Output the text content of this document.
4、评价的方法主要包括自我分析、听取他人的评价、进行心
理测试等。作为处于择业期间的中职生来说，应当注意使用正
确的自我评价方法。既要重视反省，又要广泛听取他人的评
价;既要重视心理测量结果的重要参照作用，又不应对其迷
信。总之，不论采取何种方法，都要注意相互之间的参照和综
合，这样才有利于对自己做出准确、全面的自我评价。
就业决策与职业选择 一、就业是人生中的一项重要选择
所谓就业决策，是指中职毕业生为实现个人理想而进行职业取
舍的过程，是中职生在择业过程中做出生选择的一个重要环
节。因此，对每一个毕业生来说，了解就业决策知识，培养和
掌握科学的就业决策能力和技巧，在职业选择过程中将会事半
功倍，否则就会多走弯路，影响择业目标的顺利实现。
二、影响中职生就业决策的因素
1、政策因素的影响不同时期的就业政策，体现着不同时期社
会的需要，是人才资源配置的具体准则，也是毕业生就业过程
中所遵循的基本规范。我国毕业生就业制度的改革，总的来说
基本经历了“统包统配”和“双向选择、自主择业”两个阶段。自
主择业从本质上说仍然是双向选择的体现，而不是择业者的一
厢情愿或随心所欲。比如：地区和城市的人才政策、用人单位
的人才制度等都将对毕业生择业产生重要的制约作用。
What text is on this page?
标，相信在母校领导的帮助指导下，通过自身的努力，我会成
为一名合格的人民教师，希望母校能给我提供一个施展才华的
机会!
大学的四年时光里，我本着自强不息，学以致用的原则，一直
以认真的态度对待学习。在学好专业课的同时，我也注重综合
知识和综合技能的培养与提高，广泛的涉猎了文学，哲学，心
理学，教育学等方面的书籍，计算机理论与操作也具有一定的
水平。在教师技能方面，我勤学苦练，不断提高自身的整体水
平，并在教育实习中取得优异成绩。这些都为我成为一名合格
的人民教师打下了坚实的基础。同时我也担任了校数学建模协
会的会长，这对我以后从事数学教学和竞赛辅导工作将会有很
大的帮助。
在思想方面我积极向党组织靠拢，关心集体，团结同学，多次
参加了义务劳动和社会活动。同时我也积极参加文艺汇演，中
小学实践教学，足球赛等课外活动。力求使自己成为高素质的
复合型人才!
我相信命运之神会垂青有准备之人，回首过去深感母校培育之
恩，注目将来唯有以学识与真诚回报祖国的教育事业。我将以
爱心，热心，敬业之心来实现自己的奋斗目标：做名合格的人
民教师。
___
Search the preceding listing for "text" and extract every line where it is found.

● **Result of this exercise**:
Output the text content of this document.
What text is on this page?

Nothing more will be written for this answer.